* Listed records
┌──
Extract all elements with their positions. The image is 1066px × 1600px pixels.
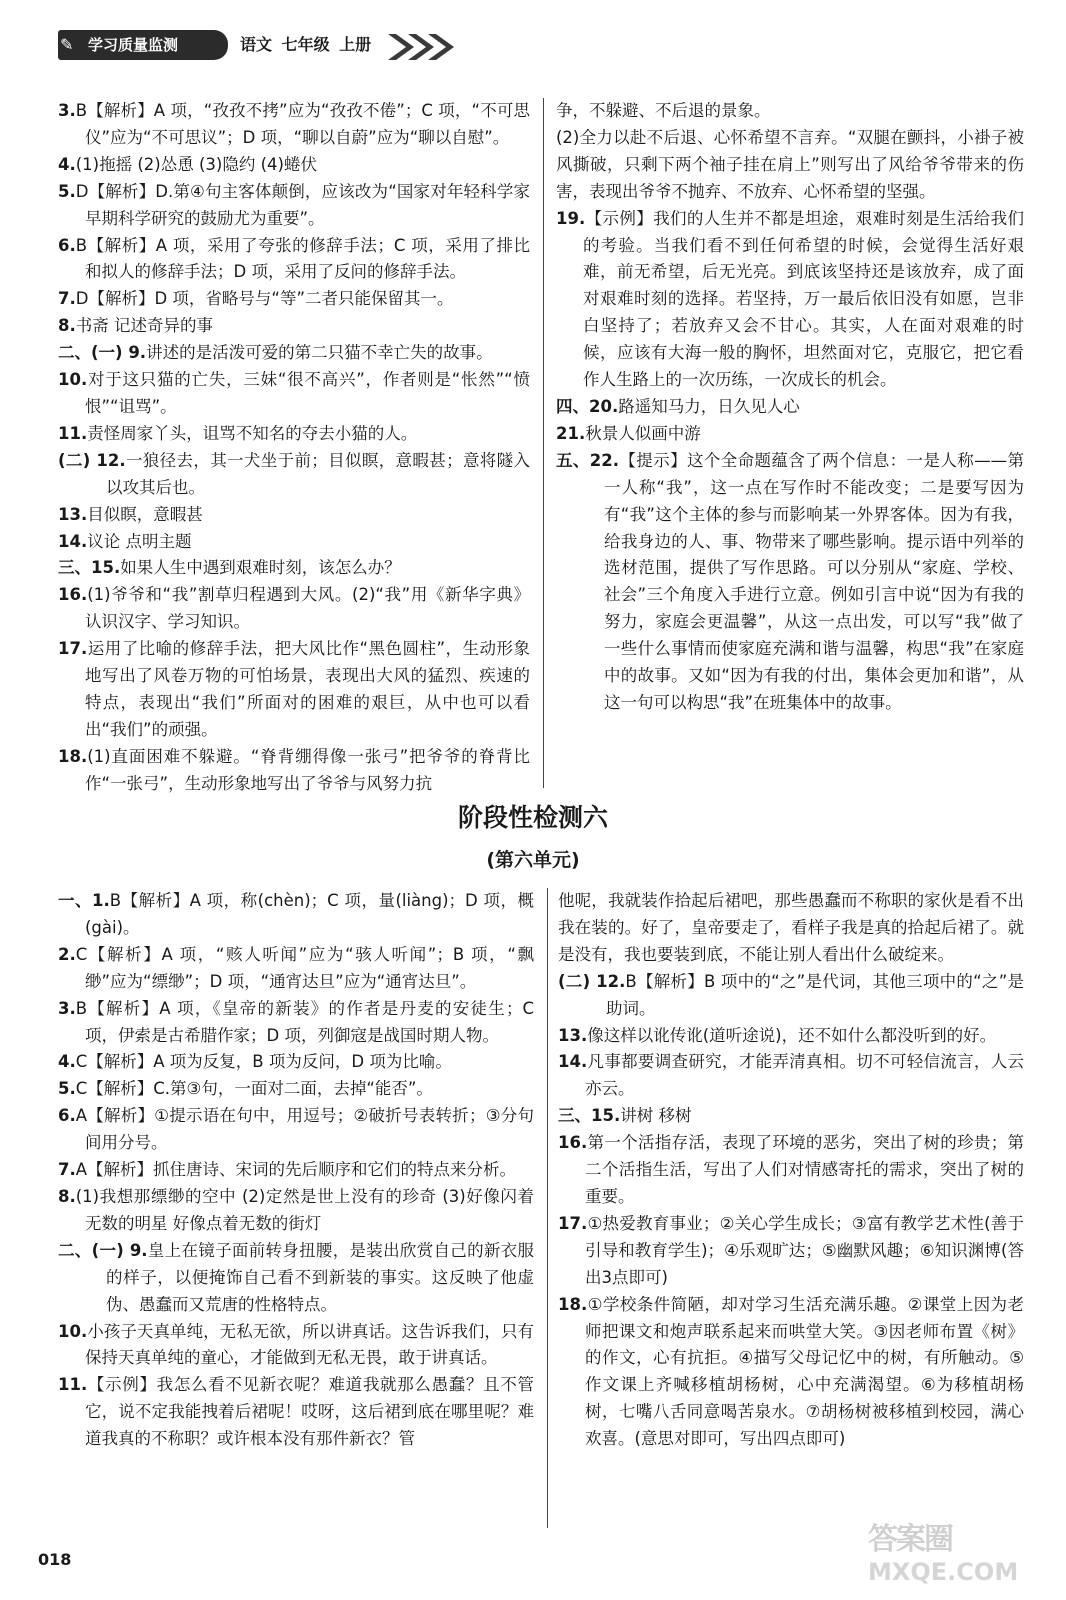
answer-text: (1)直面困难不躲避。“脊背绷得像一张弓”把爷爷的脊背比作“一张弓”，生动形象地写出了爷爷与风努力抗 xyxy=(85,746,530,793)
answer-text: 书斋 记述奇异的事 xyxy=(75,316,213,336)
answer-number: 三、15. xyxy=(558,1106,621,1126)
answer-number: 18. xyxy=(558,1294,588,1314)
answer-text: (1)拖摇 (2)怂恿 (3)隐约 (4)蜷伏 xyxy=(75,154,317,174)
answer-number: 4. xyxy=(58,154,76,174)
answer-item xyxy=(558,1023,1024,1050)
answer-text: 像这样以讹传讹(道听途说)，还不如什么都没听到的好。 xyxy=(587,1025,997,1045)
answer-text: 皇上在镜子面前转身扭腰，是装出欣赏自己的新衣服的样子，以便掩饰自己看不到新装的事实。这反映了他虚伪、愚蠢而又荒唐的性格特点。 xyxy=(106,1240,535,1314)
answer-number: 13. xyxy=(58,504,88,524)
answer-number: 16. xyxy=(58,585,88,605)
answer-item xyxy=(558,888,1024,969)
answer-number: 10. xyxy=(58,1321,88,1341)
page-number: 018 xyxy=(38,1550,72,1569)
answer-text: 目似瞑，意暇甚 xyxy=(87,504,203,524)
answer-item xyxy=(58,448,530,502)
answer-item xyxy=(58,1238,534,1319)
answer-item xyxy=(556,421,1024,448)
answer-text: A【解析】抓住唐诗、宋词的先后顺序和它们的特点来分析。 xyxy=(75,1160,517,1180)
answer-item xyxy=(558,1049,1024,1103)
answer-number: 4. xyxy=(58,1052,76,1072)
answer-number: 17. xyxy=(558,1213,588,1233)
answer-text: 凡事都要调查研究，才能弄清真相。切不可轻信流言，人云亦云。 xyxy=(585,1052,1024,1099)
answer-text: 【示例】我怎么看不见新衣呢？难道我就那么愚蠢？且不管它，说不定我能拽着后裙呢！哎呀，这后裙到底在哪里呢？难道我真的不称职？或许根本没有那件新衣？管 xyxy=(85,1375,534,1449)
answer-item xyxy=(556,98,1024,125)
answer-text: 一狼径去，其一犬坐于前；目似瞑，意暇甚；意将隧入以攻其后也。 xyxy=(106,450,530,497)
column-divider xyxy=(547,888,548,1528)
answer-number: 一、1. xyxy=(58,891,110,910)
answer-item xyxy=(58,179,530,233)
answer-item xyxy=(58,942,534,996)
answer-number: 17. xyxy=(58,639,88,659)
chevron-arrows-icon xyxy=(384,30,474,64)
answer-number: 11. xyxy=(58,1375,88,1395)
answer-text: 路遥知马力，日久见人心 xyxy=(618,396,800,416)
answer-item xyxy=(558,1211,1024,1292)
answer-item xyxy=(556,206,1024,394)
answer-item xyxy=(58,529,530,556)
answer-item xyxy=(558,1103,1024,1130)
answer-number: 7. xyxy=(58,1160,76,1180)
answer-text: B【解析】B 项中的“之”是代词，其他三项中的“之”是助词。 xyxy=(606,971,1025,1018)
answer-text: C【解析】C.第③句，一面对二面，去掉“能否”。 xyxy=(75,1079,433,1099)
answer-item xyxy=(558,1130,1024,1211)
answer-text: D【解析】D.第④句主客体颠倒，应该改为“国家对年轻科学家早期科学研究的鼓励尤为重要”。 xyxy=(75,181,530,228)
answer-item xyxy=(58,1372,534,1453)
watermark-url: MXQE.COM xyxy=(868,1558,1019,1586)
answer-text: 【示例】我们的人生并不都是坦途，艰难时刻是生活给我们的考验。当我们看不到任何希望的时候，会觉得生活好艰难，前无希望，后无光亮。到底该坚持还是该放弃，成了面对艰难时刻的选择。若坚持，万一最后依旧没有如愿，岂非白坚持了；若放弃又会不甘心。其实，人在面对艰难的时候，应该有大海一般的胸怀，坦然面对它，克服它，把它看作人生路上的一次历练，一次成长的机会。 xyxy=(583,208,1024,390)
answers-column-top-left xyxy=(58,98,530,798)
answer-item xyxy=(58,1103,534,1157)
answer-number: 21. xyxy=(556,423,586,443)
answer-item xyxy=(58,313,530,340)
answer-number: 3. xyxy=(58,101,76,120)
answer-text: 运用了比喻的修辞手法，把大风比作“黑色圆柱”，生动形象地写出了风卷万物的可怕场景，表现出大风的猛烈、疾速的特点，表现出“我们”所面对的困难的艰巨，从中也可以看出“我们”的顽强。 xyxy=(85,639,530,739)
section-title: 阶段性检测六 xyxy=(457,803,608,832)
answer-text: ①学校条件简陋，却对学习生活充满乐趣。②课堂上因为老师把课文和炮声联系起来而哄堂大笑。③因老师布置《树》的作文，心有抗拒。④描写父母记忆中的树，有所触动。⑤作文课上齐喊移植胡杨树，心中充满渴望。⑥为移植胡杨树，七嘴八舌同意喝苦泉水。⑦胡杨树被移植到校园，满心欢喜。(意思对即可，写出四点即可) xyxy=(585,1294,1024,1449)
pen-icon: ✎ xyxy=(60,35,74,54)
header-badge-text: 学习质量监测 xyxy=(88,36,179,54)
answer-text: B【解析】A 项，《皇帝的新装》的作者是丹麦的安徒生；C 项，伊索是古希腊作家；D 项，列御寇是战国时期人物。 xyxy=(75,998,534,1045)
answer-item xyxy=(58,421,530,448)
answer-item xyxy=(58,555,530,582)
answer-text: 小孩子天真单纯，无私无欲，所以讲真话。这告诉我们，只有保持天真单纯的童心，才能做到无私无畏，敢于讲真话。 xyxy=(85,1321,534,1368)
answer-item xyxy=(58,1157,534,1184)
answer-item xyxy=(58,152,530,179)
answer-item xyxy=(58,1076,534,1103)
answer-number: 6. xyxy=(58,1106,76,1126)
answer-text: (2)全力以赴不后退、心怀希望不言弃。“双腿在颤抖，小褂子被风撕破，只剩下两个袖子挂在肩上”则写出了风给爷爷带来的伤害，表现出爷爷不抛弃、不放弃、心怀希望的坚强。 xyxy=(556,127,1024,201)
answer-number: 6. xyxy=(58,235,76,255)
answer-text: 讲述的是活泼可爱的第二只猫不幸亡失的故事。 xyxy=(146,343,493,363)
answer-text: 议论 点明主题 xyxy=(87,531,192,551)
answer-text: B【解析】A 项，“孜孜不拷”应为“孜孜不倦”；C 项，“不可思仪”应为“不可思议”；D 项，“聊以自蔚”应为“聊以自慰”。 xyxy=(75,101,530,147)
answer-text: B【解析】A 项，称(chèn)；C 项，量(liàng)；D 项，概(gài)。 xyxy=(85,891,535,937)
answer-number: 5. xyxy=(58,1079,76,1099)
answer-item xyxy=(58,286,530,313)
answer-text: 讲树 移树 xyxy=(620,1106,692,1126)
answer-item xyxy=(58,996,534,1050)
section-subtitle: (第六单元) xyxy=(486,849,580,871)
answer-item xyxy=(556,448,1024,717)
answer-item xyxy=(58,98,530,152)
answer-item xyxy=(58,582,530,636)
answer-item xyxy=(58,502,530,529)
answer-text: D【解析】D 项，省略号与“等”二者只能保留其一。 xyxy=(75,289,454,309)
answer-text: ①热爱教育事业；②关心学生成长；③富有教学艺术性(善于引导和教育学生)；④乐观旷达；⑤幽默风趣；⑥知识渊博(答出3点即可) xyxy=(585,1213,1024,1287)
answer-text: 第一个活指存活，表现了环境的恶劣，突出了树的珍贵；第二个活指生活，写出了人们对情感寄托的需求，突出了树的重要。 xyxy=(585,1133,1024,1206)
header-badge xyxy=(58,30,228,60)
answer-item xyxy=(556,125,1024,206)
column-divider xyxy=(543,98,544,788)
answer-text: 责怪周家丫头，诅骂不知名的夺去小猫的人。 xyxy=(87,423,418,443)
answer-number: 5. xyxy=(58,181,76,201)
answer-item xyxy=(58,233,530,287)
answer-item xyxy=(58,1319,534,1373)
answer-item xyxy=(58,636,530,744)
watermark-text: 答案圈 xyxy=(868,1522,952,1557)
answers-column-top-right xyxy=(556,98,1024,717)
answer-text: 他呢，我就装作拾起后裙吧，那些愚蠢而不称职的家伙是看不出我在装的。好了，皇帝要走了，看样子我是真的拾起后裙了。就是没有，我也要装到底，不能让别人看出什么破绽来。 xyxy=(558,891,1024,964)
answer-number: 19. xyxy=(556,208,586,228)
answer-text: C【解析】A 项，“赅人听闻”应为“骇人听闻”；B 项，“飘缈”应为“缥缈”；D 项，“通宵达旦”应为“通宵达旦”。 xyxy=(75,944,534,991)
answer-item xyxy=(58,744,530,798)
watermark-logo xyxy=(862,1512,1022,1592)
answer-text: 【提示】这个全命题蕴含了两个信息：一是人称——第一人称“我”，这一点在写作时不能改变；二是要写因为有“我”这个主体的参与而影响某一外界客体。因为有我，给我身边的人、事、物带来了哪些影响。提示语中列举的选材范围，提供了写作思路。可以分别从“家庭、学校、社会”三个角度入手进行立意。例如引言中说“因为有我的努力，家庭会更温馨”，从这一点出发，可以写“我”做了一些什么事情而使家庭充满和谐与温馨，构思“我”在家庭中的故事。又如“因为有我的付出，集体会更加和谐”，从这一句可以构思“我”在班集体中的故事。 xyxy=(604,450,1024,712)
answer-text: 争，不躲避、不后退的景象。 xyxy=(556,101,771,120)
answer-item xyxy=(558,969,1024,1023)
answer-number: 五、22. xyxy=(556,450,620,470)
answer-number: 7. xyxy=(58,289,76,309)
answer-item xyxy=(58,367,530,421)
answer-item xyxy=(58,1049,534,1076)
answer-text: C【解析】A 项为反复，B 项为反问，D 项为比喻。 xyxy=(75,1052,452,1072)
answer-number: 16. xyxy=(558,1133,588,1153)
answer-number: 二、(一) 9. xyxy=(58,1240,148,1260)
answer-item xyxy=(556,394,1024,421)
answer-item xyxy=(58,340,530,367)
answer-number: 14. xyxy=(558,1052,588,1072)
answer-item xyxy=(58,1184,534,1238)
answers-column-bottom-right xyxy=(558,888,1024,1453)
answer-item xyxy=(558,1292,1024,1453)
answer-number: 三、15. xyxy=(58,558,121,578)
answer-number: 四、20. xyxy=(556,396,619,416)
answer-text: 如果人生中遇到艰难时刻，该怎么办？ xyxy=(120,558,401,578)
answer-number: 11. xyxy=(58,423,88,443)
answer-text: A【解析】①提示语在句中，用逗号；②破折号表转折；③分句间用分号。 xyxy=(75,1106,534,1153)
answer-number: 2. xyxy=(58,944,76,964)
answer-item xyxy=(58,888,534,942)
answer-number: 14. xyxy=(58,531,88,551)
answer-number: 3. xyxy=(58,998,76,1018)
answers-column-bottom-left xyxy=(58,888,534,1453)
answer-text: (1)爷爷和“我”割草归程遇到大风。(2)“我”用《新华字典》认识汉字、学习知识。 xyxy=(85,585,530,632)
header-subject: 语文 七年级 上册 xyxy=(240,35,372,54)
answer-number: 18. xyxy=(58,746,88,766)
answer-text: B【解析】A 项，采用了夸张的修辞手法；C 项，采用了排比和拟人的修辞手法；D 项，采用了反问的修辞手法。 xyxy=(75,235,530,282)
answer-number: 8. xyxy=(58,316,76,336)
answer-number: 10. xyxy=(58,370,88,390)
answer-text: 对于这只猫的亡失，三妹“很不高兴”，作者则是“怅然”“愤恨”“诅骂”。 xyxy=(85,370,530,416)
answer-number: (二) 12. xyxy=(58,450,126,470)
answer-text: 秋景人似画中游 xyxy=(585,423,701,443)
answer-number: (二) 12. xyxy=(558,971,626,991)
answer-text: (1)我想那缥缈的空中 (2)定然是世上没有的珍奇 (3)好像闪着无数的明星 好像点着无数的街灯 xyxy=(75,1186,534,1233)
answer-number: 8. xyxy=(58,1186,76,1206)
answer-number: 13. xyxy=(558,1025,588,1045)
answer-number: 二、(一) 9. xyxy=(58,343,147,363)
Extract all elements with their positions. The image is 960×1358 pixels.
└──
* Task description
Pull out each line of the entries above that contains the string "Extract", where matches must agree in case, and copy those lines in full.

* Reply
Extract all elements with their positions. The image is 1066px × 1600px pixels.
Extract all elements with their positions. The image is 960×1358 pixels.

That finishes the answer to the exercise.